Dataset entries:

= = = =

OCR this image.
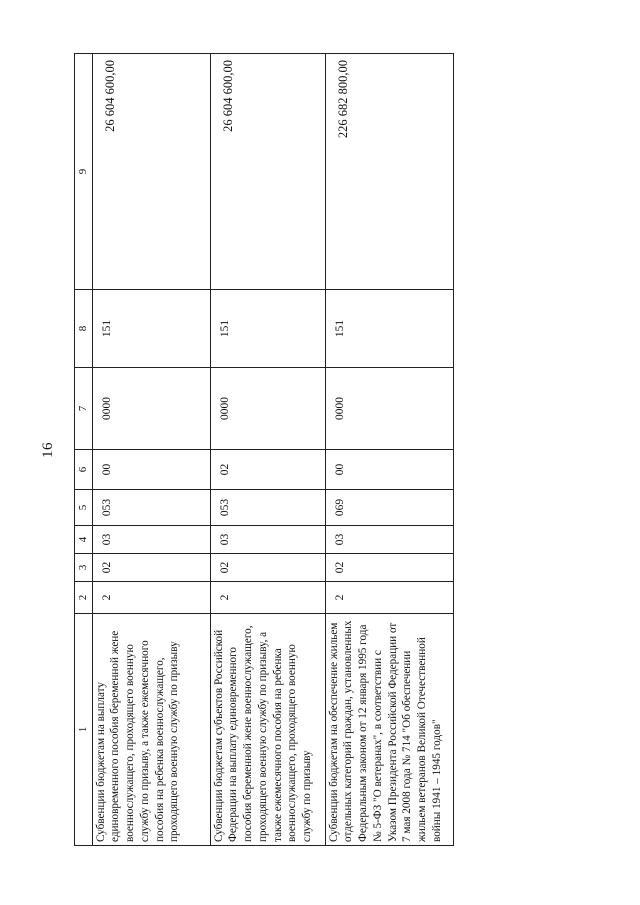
16
1	2	3	4	5	6	7	8	9
Субвенции бюджетам на выплату единовременного пособия беременной жене военнослужащего, проходящего военную службу по призыву, а также ежемесячного пособия на ребенка военнослужащего, проходящего военную службу по призыву	2	02	03	053	00	0000	151	26 604 600,00
Субвенции бюджетам субъектов Российской Федерации на выплату единовременного пособия беременной жене военнослужащего, проходящего военную службу по призыву, а также ежемесячного пособия на ребенка военнослужащего, проходящего военную службу по призыву	2	02	03	053	02	0000	151	26 604 600,00
Субвенции бюджетам на обеспечение жильем отдельных категорий граждан, установленных Федеральным законом от 12 января 1995 года № 5-ФЗ "О ветеранах", в соответствии с Указом Президента Российской Федерации от 7 мая 2008 года № 714 "Об обеспечении жильем ветеранов Великой Отечественной войны 1941 – 1945 годов"	2	02	03	069	00	0000	151	226 682 800,00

= = = =

The exercise:
The records above should be reproduced exactly, with no pictures included.

Solution to the exercise:
OCR this image.
16
1	2	3	4	5	6	7	8	9
Субвенции бюджетам на выплату единовременного пособия беременной жене военнослужащего, проходящего военную службу по призыву, а также ежемесячного пособия на ребенка военнослужащего, проходящего военную службу по призыву	2	02	03	053	00	0000	151	26 604 600,00
Субвенции бюджетам субъектов Российской Федерации на выплату единовременного пособия беременной жене военнослужащего, проходящего военную службу по призыву, а также ежемесячного пособия на ребенка военнослужащего, проходящего военную службу по призыву	2	02	03	053	02	0000	151	26 604 600,00
Субвенции бюджетам на обеспечение жильем отдельных категорий граждан, установленных Федеральным законом от 12 января 1995 года № 5-ФЗ "О ветеранах", в соответствии с Указом Президента Российской Федерации от 7 мая 2008 года № 714 "Об обеспечении жильем ветеранов Великой Отечественной войны 1941 – 1945 годов"	2	02	03	069	00	0000	151	226 682 800,00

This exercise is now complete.